- _Problem statement_:
Only a number is wanted: how many lines of the entries include the string "this"?

- _Data shown_:
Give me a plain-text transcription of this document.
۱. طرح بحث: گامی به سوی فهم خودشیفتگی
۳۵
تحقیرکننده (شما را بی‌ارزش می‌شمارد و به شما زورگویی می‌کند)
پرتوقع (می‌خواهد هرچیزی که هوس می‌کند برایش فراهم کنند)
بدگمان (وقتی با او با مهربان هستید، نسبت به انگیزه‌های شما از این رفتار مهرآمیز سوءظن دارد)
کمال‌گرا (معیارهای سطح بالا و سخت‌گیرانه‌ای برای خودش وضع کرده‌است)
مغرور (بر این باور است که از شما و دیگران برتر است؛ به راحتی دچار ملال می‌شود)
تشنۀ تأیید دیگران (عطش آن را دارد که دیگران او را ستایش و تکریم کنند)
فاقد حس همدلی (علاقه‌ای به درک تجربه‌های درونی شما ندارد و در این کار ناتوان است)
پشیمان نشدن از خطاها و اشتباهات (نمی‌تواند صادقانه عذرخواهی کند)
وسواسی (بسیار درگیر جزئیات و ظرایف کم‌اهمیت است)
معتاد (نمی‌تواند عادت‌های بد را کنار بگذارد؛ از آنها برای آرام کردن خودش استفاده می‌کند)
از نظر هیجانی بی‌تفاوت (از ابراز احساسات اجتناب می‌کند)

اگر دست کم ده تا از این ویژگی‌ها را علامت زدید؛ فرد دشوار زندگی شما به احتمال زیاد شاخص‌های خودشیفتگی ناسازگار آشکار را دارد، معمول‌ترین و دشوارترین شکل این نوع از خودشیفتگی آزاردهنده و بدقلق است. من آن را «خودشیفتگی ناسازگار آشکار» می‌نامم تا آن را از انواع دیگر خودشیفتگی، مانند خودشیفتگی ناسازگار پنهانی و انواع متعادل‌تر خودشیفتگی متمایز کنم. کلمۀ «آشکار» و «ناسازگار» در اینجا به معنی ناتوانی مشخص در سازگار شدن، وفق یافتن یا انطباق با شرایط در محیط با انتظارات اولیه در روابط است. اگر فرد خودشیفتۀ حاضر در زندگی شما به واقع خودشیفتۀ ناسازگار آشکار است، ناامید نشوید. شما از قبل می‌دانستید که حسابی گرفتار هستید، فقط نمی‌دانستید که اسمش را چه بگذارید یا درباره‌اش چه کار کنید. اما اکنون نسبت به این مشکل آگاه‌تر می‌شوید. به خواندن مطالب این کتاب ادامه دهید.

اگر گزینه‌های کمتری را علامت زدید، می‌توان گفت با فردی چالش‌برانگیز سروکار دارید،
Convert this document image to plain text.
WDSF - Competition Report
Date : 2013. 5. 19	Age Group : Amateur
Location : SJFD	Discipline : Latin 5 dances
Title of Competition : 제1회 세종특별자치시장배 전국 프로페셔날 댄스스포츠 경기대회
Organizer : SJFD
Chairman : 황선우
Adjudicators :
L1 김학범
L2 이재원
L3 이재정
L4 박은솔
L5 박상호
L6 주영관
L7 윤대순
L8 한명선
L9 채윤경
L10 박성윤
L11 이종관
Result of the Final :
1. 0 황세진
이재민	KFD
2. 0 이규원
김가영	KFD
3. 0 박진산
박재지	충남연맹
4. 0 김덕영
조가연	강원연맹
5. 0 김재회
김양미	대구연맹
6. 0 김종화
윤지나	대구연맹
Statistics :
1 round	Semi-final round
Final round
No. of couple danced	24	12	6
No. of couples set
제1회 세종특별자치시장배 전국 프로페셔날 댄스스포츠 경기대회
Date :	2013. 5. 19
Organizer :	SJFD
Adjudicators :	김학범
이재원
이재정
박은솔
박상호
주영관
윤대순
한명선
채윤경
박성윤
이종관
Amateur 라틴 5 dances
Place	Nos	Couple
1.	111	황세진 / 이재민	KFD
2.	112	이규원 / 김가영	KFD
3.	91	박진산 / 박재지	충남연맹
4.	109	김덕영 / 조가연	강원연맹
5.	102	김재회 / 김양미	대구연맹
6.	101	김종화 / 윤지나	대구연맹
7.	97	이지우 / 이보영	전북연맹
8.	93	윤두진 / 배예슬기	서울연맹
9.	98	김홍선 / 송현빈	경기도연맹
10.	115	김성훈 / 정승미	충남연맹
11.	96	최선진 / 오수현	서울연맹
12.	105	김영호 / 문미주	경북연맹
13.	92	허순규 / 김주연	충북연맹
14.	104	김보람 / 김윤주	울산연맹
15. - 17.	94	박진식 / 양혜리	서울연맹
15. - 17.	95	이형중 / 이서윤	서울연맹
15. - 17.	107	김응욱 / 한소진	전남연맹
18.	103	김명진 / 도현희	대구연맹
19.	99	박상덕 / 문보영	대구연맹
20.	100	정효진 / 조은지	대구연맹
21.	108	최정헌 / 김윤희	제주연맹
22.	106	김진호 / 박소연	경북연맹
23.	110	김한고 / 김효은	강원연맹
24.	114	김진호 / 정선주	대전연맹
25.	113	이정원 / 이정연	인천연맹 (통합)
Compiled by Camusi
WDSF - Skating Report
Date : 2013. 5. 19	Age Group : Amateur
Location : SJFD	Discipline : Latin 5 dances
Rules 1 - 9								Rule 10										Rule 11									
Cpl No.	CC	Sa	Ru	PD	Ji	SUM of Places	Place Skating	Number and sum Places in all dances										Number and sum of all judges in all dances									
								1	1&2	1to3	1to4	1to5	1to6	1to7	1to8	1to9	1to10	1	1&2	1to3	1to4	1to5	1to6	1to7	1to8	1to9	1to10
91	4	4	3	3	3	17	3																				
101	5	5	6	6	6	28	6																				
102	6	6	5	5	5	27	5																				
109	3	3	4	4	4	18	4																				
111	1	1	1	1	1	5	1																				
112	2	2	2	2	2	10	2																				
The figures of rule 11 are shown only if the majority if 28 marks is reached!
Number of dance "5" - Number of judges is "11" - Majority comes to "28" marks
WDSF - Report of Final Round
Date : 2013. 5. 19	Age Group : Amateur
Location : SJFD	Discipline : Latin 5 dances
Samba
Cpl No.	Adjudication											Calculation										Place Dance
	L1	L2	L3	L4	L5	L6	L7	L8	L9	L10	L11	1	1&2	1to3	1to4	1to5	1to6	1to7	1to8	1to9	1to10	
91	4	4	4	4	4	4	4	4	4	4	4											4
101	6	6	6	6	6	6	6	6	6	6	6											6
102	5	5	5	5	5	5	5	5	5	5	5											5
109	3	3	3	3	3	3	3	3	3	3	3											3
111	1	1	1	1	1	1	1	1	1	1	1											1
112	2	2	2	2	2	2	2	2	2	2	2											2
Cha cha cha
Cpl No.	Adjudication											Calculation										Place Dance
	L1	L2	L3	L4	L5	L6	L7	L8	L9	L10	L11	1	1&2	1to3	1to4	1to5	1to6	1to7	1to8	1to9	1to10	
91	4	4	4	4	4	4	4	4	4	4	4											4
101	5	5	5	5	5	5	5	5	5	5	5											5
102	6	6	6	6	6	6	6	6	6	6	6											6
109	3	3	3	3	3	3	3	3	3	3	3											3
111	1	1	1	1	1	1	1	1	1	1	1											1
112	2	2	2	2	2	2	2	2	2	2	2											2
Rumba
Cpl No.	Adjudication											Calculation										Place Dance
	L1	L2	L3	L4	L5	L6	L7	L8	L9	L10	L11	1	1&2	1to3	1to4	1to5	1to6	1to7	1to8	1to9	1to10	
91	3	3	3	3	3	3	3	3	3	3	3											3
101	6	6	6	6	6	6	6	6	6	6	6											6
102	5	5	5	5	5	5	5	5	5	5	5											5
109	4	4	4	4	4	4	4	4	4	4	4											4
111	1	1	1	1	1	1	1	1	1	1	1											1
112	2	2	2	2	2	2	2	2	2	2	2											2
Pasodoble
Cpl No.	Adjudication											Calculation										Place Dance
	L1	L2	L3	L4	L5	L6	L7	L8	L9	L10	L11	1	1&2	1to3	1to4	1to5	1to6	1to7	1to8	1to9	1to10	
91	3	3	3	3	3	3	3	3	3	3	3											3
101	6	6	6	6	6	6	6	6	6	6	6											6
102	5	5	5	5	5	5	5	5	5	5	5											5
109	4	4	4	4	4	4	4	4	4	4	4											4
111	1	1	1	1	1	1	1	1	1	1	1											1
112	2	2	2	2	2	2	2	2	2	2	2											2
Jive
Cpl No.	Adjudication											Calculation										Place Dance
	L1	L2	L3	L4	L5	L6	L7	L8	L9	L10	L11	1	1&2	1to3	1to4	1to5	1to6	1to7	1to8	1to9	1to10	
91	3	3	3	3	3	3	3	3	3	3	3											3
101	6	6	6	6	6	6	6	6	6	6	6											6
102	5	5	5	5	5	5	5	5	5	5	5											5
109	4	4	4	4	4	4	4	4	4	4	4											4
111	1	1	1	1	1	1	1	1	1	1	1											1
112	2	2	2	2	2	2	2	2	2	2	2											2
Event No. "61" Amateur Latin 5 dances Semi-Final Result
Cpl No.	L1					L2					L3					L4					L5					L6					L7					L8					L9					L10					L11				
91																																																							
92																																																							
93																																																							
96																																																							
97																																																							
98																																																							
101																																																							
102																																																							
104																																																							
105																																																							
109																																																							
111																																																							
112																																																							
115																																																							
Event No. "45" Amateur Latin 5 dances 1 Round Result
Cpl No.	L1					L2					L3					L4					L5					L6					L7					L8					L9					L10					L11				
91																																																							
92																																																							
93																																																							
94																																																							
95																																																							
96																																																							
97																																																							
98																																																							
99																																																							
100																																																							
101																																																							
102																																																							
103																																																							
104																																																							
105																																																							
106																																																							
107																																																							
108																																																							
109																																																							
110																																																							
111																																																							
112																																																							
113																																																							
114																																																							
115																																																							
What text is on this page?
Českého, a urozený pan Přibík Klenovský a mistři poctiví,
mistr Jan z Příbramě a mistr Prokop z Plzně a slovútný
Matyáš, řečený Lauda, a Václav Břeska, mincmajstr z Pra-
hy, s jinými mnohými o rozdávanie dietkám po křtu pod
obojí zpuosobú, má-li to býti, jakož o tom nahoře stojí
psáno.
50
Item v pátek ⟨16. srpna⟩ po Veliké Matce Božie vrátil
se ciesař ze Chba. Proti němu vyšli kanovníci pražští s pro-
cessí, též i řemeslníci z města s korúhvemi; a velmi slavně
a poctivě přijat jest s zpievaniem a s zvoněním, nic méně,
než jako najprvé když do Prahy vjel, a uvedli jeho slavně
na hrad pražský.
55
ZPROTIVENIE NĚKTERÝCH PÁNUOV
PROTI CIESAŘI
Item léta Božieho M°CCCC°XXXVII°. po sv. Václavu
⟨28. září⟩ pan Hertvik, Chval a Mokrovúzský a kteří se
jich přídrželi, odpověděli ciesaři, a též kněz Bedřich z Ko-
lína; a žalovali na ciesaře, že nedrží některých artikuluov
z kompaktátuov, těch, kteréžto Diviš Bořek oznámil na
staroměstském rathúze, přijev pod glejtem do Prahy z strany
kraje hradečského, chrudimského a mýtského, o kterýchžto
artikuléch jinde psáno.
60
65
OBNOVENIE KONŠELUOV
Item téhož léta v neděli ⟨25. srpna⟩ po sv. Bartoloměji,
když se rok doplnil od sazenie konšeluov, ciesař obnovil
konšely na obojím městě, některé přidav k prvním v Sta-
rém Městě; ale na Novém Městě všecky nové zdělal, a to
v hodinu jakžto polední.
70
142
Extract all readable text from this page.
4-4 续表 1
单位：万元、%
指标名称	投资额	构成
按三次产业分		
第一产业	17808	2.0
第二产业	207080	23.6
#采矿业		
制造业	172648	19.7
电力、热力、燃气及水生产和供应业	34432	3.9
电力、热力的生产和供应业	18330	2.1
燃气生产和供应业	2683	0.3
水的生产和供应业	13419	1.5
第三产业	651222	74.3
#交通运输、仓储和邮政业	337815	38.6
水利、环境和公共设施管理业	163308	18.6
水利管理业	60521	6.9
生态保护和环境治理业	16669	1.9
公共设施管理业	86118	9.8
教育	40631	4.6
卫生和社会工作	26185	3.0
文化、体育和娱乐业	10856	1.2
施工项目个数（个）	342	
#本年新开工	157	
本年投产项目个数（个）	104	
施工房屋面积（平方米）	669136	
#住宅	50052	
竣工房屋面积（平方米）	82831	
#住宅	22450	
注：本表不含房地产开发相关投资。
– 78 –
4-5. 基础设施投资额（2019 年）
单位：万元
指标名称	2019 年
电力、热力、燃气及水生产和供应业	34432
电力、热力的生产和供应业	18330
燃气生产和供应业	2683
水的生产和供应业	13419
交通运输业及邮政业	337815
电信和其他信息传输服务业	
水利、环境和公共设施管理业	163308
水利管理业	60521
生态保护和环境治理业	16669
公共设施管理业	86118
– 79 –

- _Output of the task_:
4